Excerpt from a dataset
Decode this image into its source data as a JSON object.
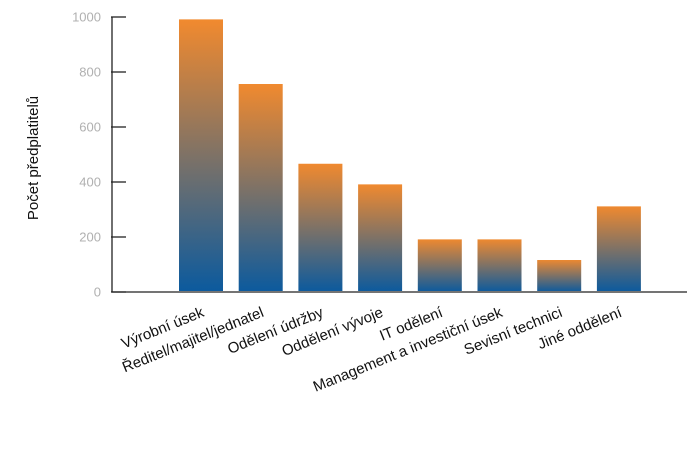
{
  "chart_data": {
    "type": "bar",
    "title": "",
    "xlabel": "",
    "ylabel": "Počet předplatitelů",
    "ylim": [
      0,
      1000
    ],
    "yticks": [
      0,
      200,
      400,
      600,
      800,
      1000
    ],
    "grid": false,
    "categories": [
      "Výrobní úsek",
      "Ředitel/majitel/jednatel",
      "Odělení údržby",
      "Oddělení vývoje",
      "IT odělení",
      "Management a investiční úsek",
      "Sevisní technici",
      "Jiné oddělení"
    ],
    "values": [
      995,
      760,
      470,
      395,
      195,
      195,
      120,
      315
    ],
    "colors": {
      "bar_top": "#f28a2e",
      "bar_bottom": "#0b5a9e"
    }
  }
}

==

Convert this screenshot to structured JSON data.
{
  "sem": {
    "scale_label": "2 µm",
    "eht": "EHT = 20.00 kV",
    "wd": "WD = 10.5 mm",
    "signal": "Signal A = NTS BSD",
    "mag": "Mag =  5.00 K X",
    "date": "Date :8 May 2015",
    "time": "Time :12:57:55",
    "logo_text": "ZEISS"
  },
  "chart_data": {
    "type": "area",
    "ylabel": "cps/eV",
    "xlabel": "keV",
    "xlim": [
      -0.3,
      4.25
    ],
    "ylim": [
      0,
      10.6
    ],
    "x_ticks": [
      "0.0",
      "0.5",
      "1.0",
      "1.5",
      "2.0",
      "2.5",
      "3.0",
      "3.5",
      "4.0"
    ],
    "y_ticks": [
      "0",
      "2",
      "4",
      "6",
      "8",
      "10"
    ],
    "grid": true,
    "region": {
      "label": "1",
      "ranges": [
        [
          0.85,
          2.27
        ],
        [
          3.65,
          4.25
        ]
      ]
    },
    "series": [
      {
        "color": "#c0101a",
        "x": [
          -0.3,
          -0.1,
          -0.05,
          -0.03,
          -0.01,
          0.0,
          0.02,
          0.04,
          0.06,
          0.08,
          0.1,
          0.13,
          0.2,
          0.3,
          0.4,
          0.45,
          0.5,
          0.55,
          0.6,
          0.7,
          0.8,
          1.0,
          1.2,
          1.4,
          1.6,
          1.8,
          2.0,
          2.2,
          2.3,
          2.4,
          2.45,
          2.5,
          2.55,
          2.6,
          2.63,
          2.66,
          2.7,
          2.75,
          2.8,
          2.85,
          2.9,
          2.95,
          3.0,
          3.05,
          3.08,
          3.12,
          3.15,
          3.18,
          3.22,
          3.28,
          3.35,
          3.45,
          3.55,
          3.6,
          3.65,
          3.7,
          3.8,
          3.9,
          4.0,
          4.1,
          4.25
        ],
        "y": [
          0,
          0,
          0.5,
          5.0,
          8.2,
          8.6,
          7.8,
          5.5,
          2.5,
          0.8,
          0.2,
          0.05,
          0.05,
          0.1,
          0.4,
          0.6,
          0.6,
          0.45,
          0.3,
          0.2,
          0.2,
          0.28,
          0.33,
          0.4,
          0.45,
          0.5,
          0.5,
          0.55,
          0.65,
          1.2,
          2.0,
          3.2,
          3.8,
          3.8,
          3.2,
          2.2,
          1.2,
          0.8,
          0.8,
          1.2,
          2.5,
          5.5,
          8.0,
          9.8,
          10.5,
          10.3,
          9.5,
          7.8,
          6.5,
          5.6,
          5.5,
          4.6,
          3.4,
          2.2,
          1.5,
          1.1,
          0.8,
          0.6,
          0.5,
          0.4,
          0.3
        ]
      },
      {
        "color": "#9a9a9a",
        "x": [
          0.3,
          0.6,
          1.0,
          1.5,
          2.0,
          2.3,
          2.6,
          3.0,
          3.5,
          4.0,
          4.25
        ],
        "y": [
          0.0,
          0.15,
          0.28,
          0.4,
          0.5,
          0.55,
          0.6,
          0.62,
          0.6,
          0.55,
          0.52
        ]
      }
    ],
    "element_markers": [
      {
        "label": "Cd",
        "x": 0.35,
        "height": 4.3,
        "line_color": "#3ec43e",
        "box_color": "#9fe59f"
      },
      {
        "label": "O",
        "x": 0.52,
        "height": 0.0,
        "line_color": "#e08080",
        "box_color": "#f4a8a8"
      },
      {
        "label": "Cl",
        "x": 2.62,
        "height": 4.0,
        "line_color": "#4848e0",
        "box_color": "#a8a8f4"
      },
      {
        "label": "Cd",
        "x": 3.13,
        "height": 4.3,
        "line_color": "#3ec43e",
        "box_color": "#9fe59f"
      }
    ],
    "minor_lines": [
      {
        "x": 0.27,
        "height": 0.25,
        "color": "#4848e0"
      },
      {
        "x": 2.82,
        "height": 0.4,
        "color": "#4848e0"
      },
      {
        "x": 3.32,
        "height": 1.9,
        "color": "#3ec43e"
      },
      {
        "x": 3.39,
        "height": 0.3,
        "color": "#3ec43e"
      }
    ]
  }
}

==

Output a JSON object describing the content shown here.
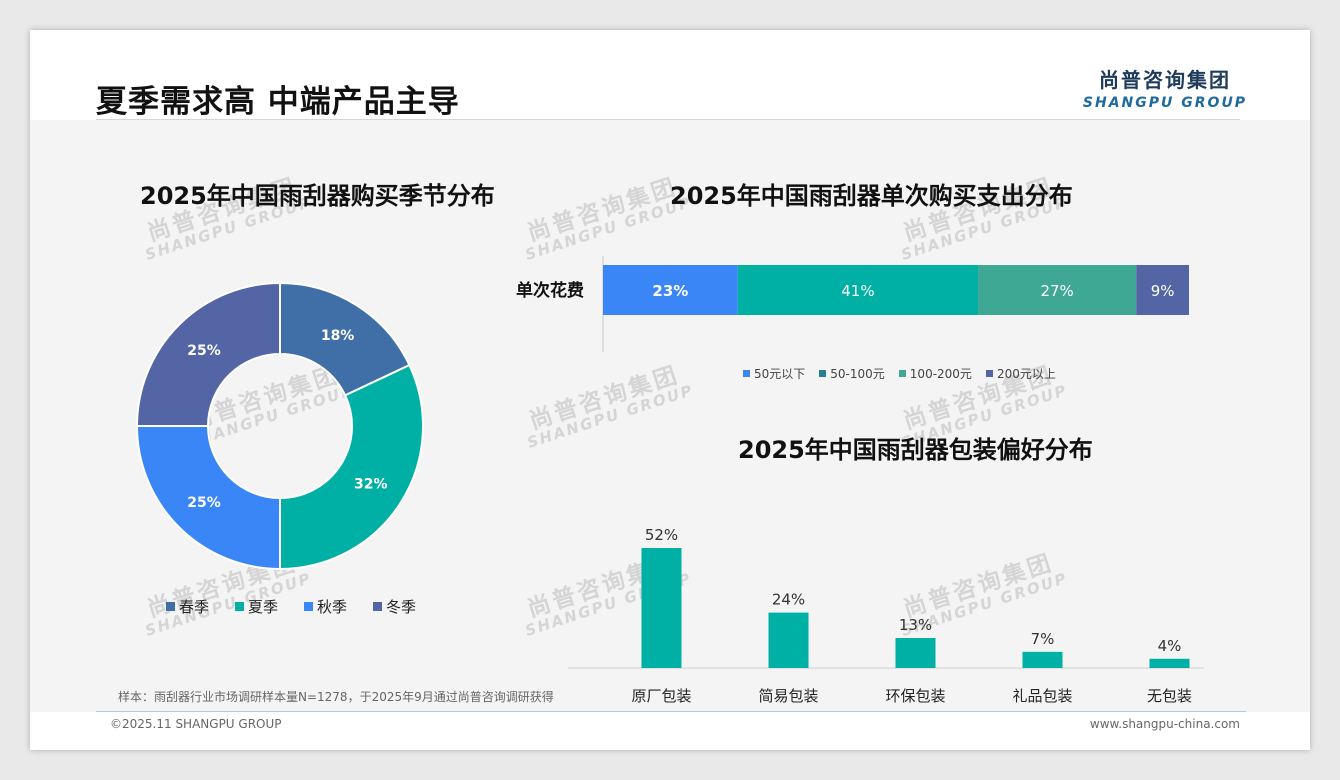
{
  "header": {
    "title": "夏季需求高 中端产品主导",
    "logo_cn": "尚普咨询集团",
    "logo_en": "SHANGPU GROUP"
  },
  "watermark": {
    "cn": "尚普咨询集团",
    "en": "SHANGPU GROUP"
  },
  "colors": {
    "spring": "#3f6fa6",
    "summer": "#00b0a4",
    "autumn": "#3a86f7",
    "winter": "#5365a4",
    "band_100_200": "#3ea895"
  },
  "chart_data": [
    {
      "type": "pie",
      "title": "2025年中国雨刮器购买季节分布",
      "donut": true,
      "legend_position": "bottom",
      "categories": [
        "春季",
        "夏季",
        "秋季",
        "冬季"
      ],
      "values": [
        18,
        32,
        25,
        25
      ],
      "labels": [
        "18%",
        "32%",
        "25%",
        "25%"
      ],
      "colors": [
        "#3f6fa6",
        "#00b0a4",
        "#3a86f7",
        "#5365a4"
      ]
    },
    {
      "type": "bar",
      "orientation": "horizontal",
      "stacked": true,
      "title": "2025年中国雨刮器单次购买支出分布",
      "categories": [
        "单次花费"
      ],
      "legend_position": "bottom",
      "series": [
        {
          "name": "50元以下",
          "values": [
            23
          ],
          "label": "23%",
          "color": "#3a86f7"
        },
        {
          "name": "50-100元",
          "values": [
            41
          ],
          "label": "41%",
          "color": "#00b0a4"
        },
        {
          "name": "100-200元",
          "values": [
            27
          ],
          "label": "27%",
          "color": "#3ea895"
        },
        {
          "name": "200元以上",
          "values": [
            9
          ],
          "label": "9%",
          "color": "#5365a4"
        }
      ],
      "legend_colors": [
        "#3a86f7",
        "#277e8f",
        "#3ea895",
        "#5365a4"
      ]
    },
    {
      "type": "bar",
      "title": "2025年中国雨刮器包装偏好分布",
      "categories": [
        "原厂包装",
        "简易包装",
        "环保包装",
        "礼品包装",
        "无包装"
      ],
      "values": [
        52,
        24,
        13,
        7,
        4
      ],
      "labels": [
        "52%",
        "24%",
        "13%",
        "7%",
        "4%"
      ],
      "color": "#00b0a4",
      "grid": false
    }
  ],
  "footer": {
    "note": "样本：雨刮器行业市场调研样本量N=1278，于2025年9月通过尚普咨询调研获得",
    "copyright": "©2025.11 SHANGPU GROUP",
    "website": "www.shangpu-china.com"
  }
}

* What is needed: Copy every line of the listing containing the string "type".

* Solved exercise:
    "type": "bar",
    "type": "area",
      "type": "pie",
      "type": "bar",
      "type": "bar",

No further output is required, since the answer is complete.